A block of data:
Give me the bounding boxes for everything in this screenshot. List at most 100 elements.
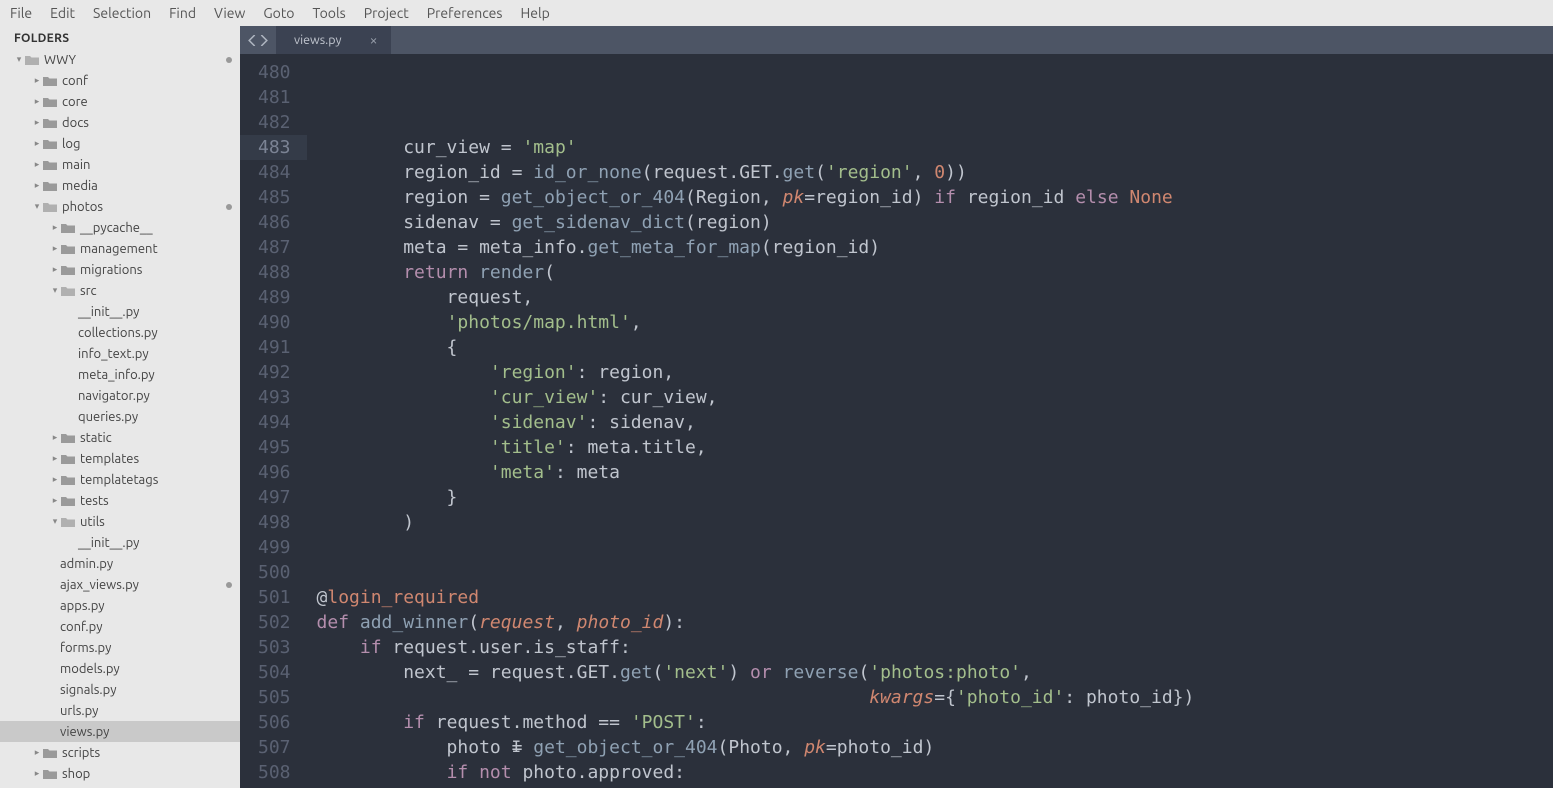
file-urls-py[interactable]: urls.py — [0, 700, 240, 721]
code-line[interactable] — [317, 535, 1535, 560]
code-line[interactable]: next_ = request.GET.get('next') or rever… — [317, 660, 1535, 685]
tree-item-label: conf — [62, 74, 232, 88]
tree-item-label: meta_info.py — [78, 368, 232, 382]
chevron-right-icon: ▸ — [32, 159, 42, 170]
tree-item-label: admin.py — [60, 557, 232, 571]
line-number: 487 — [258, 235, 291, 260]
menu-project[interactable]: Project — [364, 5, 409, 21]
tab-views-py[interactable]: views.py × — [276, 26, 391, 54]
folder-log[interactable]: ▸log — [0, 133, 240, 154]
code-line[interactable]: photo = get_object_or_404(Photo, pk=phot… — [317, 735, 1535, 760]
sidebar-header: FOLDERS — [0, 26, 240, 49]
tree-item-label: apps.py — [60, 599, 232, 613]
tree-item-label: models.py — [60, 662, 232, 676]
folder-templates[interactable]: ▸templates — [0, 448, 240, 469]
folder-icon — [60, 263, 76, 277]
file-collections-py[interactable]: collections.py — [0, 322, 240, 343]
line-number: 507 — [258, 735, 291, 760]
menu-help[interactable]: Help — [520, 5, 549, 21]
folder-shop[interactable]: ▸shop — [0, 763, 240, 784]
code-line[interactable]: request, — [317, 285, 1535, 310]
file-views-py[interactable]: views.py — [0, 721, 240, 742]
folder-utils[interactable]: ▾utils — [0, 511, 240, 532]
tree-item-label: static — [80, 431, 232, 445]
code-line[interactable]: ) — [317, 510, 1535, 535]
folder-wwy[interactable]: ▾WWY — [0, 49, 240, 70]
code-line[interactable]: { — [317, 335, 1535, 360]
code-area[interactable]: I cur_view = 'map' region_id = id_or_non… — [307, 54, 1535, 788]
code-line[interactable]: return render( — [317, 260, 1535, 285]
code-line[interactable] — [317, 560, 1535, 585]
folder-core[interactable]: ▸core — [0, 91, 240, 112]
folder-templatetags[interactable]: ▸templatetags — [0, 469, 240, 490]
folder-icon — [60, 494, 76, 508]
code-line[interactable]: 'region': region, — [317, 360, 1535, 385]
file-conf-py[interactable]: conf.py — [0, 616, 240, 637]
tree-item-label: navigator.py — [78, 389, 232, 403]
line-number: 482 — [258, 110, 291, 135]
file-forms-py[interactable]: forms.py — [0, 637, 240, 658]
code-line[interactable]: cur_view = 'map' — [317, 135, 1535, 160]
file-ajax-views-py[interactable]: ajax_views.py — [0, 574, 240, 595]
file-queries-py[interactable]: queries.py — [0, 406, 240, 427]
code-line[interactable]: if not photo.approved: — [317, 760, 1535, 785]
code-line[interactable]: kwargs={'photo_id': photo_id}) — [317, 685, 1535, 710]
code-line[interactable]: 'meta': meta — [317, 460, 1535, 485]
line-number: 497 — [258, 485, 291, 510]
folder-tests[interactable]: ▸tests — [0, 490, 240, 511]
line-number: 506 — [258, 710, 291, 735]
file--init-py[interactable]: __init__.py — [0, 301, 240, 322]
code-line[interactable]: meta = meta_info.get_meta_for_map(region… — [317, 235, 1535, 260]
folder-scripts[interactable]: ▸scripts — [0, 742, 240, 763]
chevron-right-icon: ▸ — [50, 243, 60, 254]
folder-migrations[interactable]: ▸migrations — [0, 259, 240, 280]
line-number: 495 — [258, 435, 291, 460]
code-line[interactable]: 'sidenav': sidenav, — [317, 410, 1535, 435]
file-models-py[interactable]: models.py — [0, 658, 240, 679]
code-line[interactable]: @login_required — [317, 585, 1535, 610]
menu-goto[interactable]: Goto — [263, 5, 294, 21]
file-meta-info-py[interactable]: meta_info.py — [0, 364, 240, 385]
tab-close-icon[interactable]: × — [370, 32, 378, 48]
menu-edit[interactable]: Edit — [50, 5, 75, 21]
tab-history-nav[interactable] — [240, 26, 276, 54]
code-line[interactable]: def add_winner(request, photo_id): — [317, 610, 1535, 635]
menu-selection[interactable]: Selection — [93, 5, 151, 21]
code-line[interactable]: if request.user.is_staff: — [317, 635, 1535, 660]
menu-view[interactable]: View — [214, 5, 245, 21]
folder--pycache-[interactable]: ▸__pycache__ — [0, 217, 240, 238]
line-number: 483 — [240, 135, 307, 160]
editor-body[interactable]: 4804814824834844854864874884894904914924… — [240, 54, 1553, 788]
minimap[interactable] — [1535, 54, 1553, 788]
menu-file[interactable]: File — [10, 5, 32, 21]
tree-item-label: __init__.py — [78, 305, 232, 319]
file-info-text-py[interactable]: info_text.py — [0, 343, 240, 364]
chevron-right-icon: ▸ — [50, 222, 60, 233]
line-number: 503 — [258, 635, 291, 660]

▶ Task goal
Output the lines above exactly as they appear, leaving out the pictures.

▶ Final answer
Give me the bounding boxes for everything in this screenshot. List at most 100 elements.
file-urls-py[interactable]: urls.py — [0, 700, 240, 721]
code-line[interactable] — [317, 535, 1535, 560]
code-line[interactable]: next_ = request.GET.get('next') or rever… — [317, 660, 1535, 685]
tree-item-label: conf — [62, 74, 232, 88]
tree-item-label: meta_info.py — [78, 368, 232, 382]
chevron-right-icon: ▸ — [32, 159, 42, 170]
tree-item-label: admin.py — [60, 557, 232, 571]
line-number: 487 — [258, 235, 291, 260]
menu-project[interactable]: Project — [364, 5, 409, 21]
tab-views-py[interactable]: views.py × — [276, 26, 391, 54]
folder-log[interactable]: ▸log — [0, 133, 240, 154]
code-line[interactable]: photo = get_object_or_404(Photo, pk=phot… — [317, 735, 1535, 760]
sidebar-header: FOLDERS — [0, 26, 240, 49]
tree-item-label: apps.py — [60, 599, 232, 613]
tree-item-label: models.py — [60, 662, 232, 676]
folder-templates[interactable]: ▸templates — [0, 448, 240, 469]
folder-icon — [60, 263, 76, 277]
file-collections-py[interactable]: collections.py — [0, 322, 240, 343]
line-number: 507 — [258, 735, 291, 760]
menu-help[interactable]: Help — [520, 5, 549, 21]
folder-shop[interactable]: ▸shop — [0, 763, 240, 784]
code-line[interactable]: request, — [317, 285, 1535, 310]
file-views-py[interactable]: views.py — [0, 721, 240, 742]
folder-utils[interactable]: ▾utils — [0, 511, 240, 532]
tree-item-label: static — [80, 431, 232, 445]
code-line[interactable]: ) — [317, 510, 1535, 535]
folder-wwy[interactable]: ▾WWY — [0, 49, 240, 70]
code-line[interactable]: { — [317, 335, 1535, 360]
code-area[interactable]: I cur_view = 'map' region_id = id_or_non… — [307, 54, 1535, 788]
code-line[interactable]: return render( — [317, 260, 1535, 285]
code-line[interactable] — [317, 560, 1535, 585]
folder-core[interactable]: ▸core — [0, 91, 240, 112]
folder-templatetags[interactable]: ▸templatetags — [0, 469, 240, 490]
folder-icon — [60, 494, 76, 508]
code-line[interactable]: 'region': region, — [317, 360, 1535, 385]
file-conf-py[interactable]: conf.py — [0, 616, 240, 637]
tree-item-label: navigator.py — [78, 389, 232, 403]
line-number: 482 — [258, 110, 291, 135]
file-forms-py[interactable]: forms.py — [0, 637, 240, 658]
code-line[interactable]: cur_view = 'map' — [317, 135, 1535, 160]
file-ajax-views-py[interactable]: ajax_views.py — [0, 574, 240, 595]
file-queries-py[interactable]: queries.py — [0, 406, 240, 427]
code-line[interactable]: if not photo.approved: — [317, 760, 1535, 785]
code-line[interactable]: kwargs={'photo_id': photo_id}) — [317, 685, 1535, 710]
code-line[interactable]: 'meta': meta — [317, 460, 1535, 485]
line-number: 497 — [258, 485, 291, 510]
folder-tests[interactable]: ▸tests — [0, 490, 240, 511]
line-number: 506 — [258, 710, 291, 735]
file--init-py[interactable]: __init__.py — [0, 301, 240, 322]
code-line[interactable]: meta = meta_info.get_meta_for_map(region… — [317, 235, 1535, 260]
folder-scripts[interactable]: ▸scripts — [0, 742, 240, 763]
chevron-right-icon: ▸ — [50, 243, 60, 254]
folder-migrations[interactable]: ▸migrations — [0, 259, 240, 280]
line-number: 495 — [258, 435, 291, 460]
code-line[interactable]: 'sidenav': sidenav, — [317, 410, 1535, 435]
file-models-py[interactable]: models.py — [0, 658, 240, 679]
code-line[interactable]: @login_required — [317, 585, 1535, 610]
menu-goto[interactable]: Goto — [263, 5, 294, 21]
file-meta-info-py[interactable]: meta_info.py — [0, 364, 240, 385]
tab-close-icon[interactable]: × — [370, 32, 378, 48]
menu-edit[interactable]: Edit — [50, 5, 75, 21]
tab-history-nav[interactable] — [240, 26, 276, 54]
code-line[interactable]: def add_winner(request, photo_id): — [317, 610, 1535, 635]
menu-selection[interactable]: Selection — [93, 5, 151, 21]
code-line[interactable]: if request.user.is_staff: — [317, 635, 1535, 660]
menu-view[interactable]: View — [214, 5, 245, 21]
folder--pycache-[interactable]: ▸__pycache__ — [0, 217, 240, 238]
line-number: 483 — [240, 135, 307, 160]
editor-body[interactable]: 4804814824834844854864874884894904914924… — [240, 54, 1553, 788]
minimap[interactable] — [1535, 54, 1553, 788]
menu-file[interactable]: File — [10, 5, 32, 21]
tree-item-label: __init__.py — [78, 305, 232, 319]
file-info-text-py[interactable]: info_text.py — [0, 343, 240, 364]
chevron-right-icon: ▸ — [50, 222, 60, 233]
line-number: 503 — [258, 635, 291, 660]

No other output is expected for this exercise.